*What is expected*: Write the records out again, precisely as they stand.

*Data supplied*:

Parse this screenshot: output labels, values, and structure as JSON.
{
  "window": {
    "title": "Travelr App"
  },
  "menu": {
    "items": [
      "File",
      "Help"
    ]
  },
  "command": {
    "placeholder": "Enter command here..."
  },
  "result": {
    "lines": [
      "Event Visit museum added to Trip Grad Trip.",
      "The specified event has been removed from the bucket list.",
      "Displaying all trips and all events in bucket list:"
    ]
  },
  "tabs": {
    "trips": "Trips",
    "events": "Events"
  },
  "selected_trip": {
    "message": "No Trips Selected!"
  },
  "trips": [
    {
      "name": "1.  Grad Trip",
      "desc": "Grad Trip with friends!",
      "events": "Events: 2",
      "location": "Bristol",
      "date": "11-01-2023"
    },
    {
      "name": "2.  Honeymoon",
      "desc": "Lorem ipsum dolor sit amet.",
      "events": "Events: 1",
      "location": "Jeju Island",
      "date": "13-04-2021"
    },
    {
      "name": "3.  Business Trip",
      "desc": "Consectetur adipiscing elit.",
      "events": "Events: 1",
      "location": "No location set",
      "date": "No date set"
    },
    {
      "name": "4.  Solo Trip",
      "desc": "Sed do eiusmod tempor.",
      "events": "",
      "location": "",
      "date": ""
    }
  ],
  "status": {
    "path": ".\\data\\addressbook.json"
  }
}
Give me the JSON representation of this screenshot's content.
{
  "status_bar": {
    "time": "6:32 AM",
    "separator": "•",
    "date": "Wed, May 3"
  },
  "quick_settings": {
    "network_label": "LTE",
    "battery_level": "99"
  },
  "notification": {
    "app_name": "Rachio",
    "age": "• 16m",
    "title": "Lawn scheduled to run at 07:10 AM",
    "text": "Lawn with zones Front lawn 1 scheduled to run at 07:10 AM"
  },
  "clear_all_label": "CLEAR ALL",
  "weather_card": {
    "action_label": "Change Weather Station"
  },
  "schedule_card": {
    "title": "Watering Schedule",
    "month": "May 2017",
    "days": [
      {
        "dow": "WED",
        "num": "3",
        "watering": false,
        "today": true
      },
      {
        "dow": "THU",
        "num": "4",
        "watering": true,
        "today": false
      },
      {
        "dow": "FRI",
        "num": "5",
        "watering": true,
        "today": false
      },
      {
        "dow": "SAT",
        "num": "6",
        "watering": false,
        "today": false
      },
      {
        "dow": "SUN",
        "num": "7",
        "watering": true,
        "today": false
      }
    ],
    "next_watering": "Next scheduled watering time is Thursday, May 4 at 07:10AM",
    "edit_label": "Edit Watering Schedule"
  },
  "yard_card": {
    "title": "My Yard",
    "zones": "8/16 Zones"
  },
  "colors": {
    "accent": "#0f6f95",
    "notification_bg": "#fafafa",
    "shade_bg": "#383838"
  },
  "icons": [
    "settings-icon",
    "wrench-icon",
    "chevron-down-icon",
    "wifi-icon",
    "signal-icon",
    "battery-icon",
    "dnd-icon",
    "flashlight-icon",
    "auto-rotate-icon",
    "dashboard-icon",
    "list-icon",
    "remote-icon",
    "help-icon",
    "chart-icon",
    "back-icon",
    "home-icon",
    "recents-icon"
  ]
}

*Solution to this exercise*:
Parse this screenshot: output labels, values, and structure as JSON.
{
  "window": {
    "title": "Travelr App"
  },
  "menu": {
    "items": [
      "File",
      "Help"
    ]
  },
  "command": {
    "placeholder": "Enter command here..."
  },
  "result": {
    "lines": [
      "Event Visit museum added to Trip Grad Trip.",
      "The specified event has been removed from the bucket list.",
      "Displaying all trips and all events in bucket list:"
    ]
  },
  "tabs": {
    "trips": "Trips",
    "events": "Events"
  },
  "selected_trip": {
    "message": "No Trips Selected!"
  },
  "trips": [
    {
      "name": "1.  Grad Trip",
      "desc": "Grad Trip with friends!",
      "events": "Events: 2",
      "location": "Bristol",
      "date": "11-01-2023"
    },
    {
      "name": "2.  Honeymoon",
      "desc": "Lorem ipsum dolor sit amet.",
      "events": "Events: 1",
      "location": "Jeju Island",
      "date": "13-04-2021"
    },
    {
      "name": "3.  Business Trip",
      "desc": "Consectetur adipiscing elit.",
      "events": "Events: 1",
      "location": "No location set",
      "date": "No date set"
    },
    {
      "name": "4.  Solo Trip",
      "desc": "Sed do eiusmod tempor.",
      "events": "",
      "location": "",
      "date": ""
    }
  ],
  "status": {
    "path": ".\\data\\addressbook.json"
  }
}
Give me the JSON representation of this screenshot's content.
{
  "status_bar": {
    "time": "6:32 AM",
    "separator": "•",
    "date": "Wed, May 3"
  },
  "quick_settings": {
    "network_label": "LTE",
    "battery_level": "99"
  },
  "notification": {
    "app_name": "Rachio",
    "age": "• 16m",
    "title": "Lawn scheduled to run at 07:10 AM",
    "text": "Lawn with zones Front lawn 1 scheduled to run at 07:10 AM"
  },
  "clear_all_label": "CLEAR ALL",
  "weather_card": {
    "action_label": "Change Weather Station"
  },
  "schedule_card": {
    "title": "Watering Schedule",
    "month": "May 2017",
    "days": [
      {
        "dow": "WED",
        "num": "3",
        "watering": false,
        "today": true
      },
      {
        "dow": "THU",
        "num": "4",
        "watering": true,
        "today": false
      },
      {
        "dow": "FRI",
        "num": "5",
        "watering": true,
        "today": false
      },
      {
        "dow": "SAT",
        "num": "6",
        "watering": false,
        "today": false
      },
      {
        "dow": "SUN",
        "num": "7",
        "watering": true,
        "today": false
      }
    ],
    "next_watering": "Next scheduled watering time is Thursday, May 4 at 07:10AM",
    "edit_label": "Edit Watering Schedule"
  },
  "yard_card": {
    "title": "My Yard",
    "zones": "8/16 Zones"
  },
  "colors": {
    "accent": "#0f6f95",
    "notification_bg": "#fafafa",
    "shade_bg": "#383838"
  },
  "icons": [
    "settings-icon",
    "wrench-icon",
    "chevron-down-icon",
    "wifi-icon",
    "signal-icon",
    "battery-icon",
    "dnd-icon",
    "flashlight-icon",
    "auto-rotate-icon",
    "dashboard-icon",
    "list-icon",
    "remote-icon",
    "help-icon",
    "chart-icon",
    "back-icon",
    "home-icon",
    "recents-icon"
  ]
}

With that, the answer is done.